Seek out every line containing the word "South", and copy each.

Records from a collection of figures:
____

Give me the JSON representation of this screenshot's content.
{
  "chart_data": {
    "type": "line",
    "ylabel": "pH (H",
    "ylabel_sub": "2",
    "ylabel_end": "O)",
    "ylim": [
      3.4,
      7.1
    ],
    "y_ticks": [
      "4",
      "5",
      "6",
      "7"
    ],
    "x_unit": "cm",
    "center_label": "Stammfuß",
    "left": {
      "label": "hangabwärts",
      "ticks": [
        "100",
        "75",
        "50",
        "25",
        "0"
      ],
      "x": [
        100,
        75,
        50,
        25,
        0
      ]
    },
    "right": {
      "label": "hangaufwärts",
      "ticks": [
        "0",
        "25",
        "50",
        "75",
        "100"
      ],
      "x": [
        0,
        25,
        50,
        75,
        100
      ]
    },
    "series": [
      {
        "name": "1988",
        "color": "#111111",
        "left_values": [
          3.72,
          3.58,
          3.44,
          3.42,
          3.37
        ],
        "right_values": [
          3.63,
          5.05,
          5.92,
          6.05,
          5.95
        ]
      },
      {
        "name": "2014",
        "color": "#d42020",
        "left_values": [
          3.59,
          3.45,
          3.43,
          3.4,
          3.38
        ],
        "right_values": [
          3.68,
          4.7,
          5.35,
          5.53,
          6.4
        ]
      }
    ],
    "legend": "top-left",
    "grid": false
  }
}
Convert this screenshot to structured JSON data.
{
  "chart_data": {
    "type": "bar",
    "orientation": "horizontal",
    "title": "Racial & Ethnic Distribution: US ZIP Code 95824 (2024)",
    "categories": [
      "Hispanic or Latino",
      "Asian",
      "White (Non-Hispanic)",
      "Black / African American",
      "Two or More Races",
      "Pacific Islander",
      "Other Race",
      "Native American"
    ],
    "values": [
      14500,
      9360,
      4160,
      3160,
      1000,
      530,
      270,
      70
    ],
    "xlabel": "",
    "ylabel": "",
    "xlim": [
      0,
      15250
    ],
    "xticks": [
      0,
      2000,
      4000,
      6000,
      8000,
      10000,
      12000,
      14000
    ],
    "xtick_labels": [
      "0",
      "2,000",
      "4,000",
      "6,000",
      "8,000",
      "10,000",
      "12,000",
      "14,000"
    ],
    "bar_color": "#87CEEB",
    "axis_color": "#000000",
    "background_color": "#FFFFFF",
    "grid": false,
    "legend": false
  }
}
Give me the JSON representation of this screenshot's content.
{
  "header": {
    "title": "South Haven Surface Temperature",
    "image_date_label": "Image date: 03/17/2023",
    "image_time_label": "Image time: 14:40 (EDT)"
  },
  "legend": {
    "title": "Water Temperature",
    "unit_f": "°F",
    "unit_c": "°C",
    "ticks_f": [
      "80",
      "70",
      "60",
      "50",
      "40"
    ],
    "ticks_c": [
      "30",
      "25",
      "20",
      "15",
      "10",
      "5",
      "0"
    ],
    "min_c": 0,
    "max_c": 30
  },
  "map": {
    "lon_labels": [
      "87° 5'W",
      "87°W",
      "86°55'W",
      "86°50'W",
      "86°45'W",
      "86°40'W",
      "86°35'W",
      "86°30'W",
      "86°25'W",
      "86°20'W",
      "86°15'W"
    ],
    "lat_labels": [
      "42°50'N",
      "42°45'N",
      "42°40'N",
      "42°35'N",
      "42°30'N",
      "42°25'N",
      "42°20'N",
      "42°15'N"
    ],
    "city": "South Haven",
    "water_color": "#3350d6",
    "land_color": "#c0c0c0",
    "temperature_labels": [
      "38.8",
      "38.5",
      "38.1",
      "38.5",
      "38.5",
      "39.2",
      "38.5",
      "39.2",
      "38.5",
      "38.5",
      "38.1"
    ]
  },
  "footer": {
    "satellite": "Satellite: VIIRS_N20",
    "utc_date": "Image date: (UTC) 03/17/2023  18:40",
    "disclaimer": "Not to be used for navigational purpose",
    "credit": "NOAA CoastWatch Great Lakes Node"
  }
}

____

Result below |
    "title": "South Haven Surface Temperature",
    "city": "South Haven",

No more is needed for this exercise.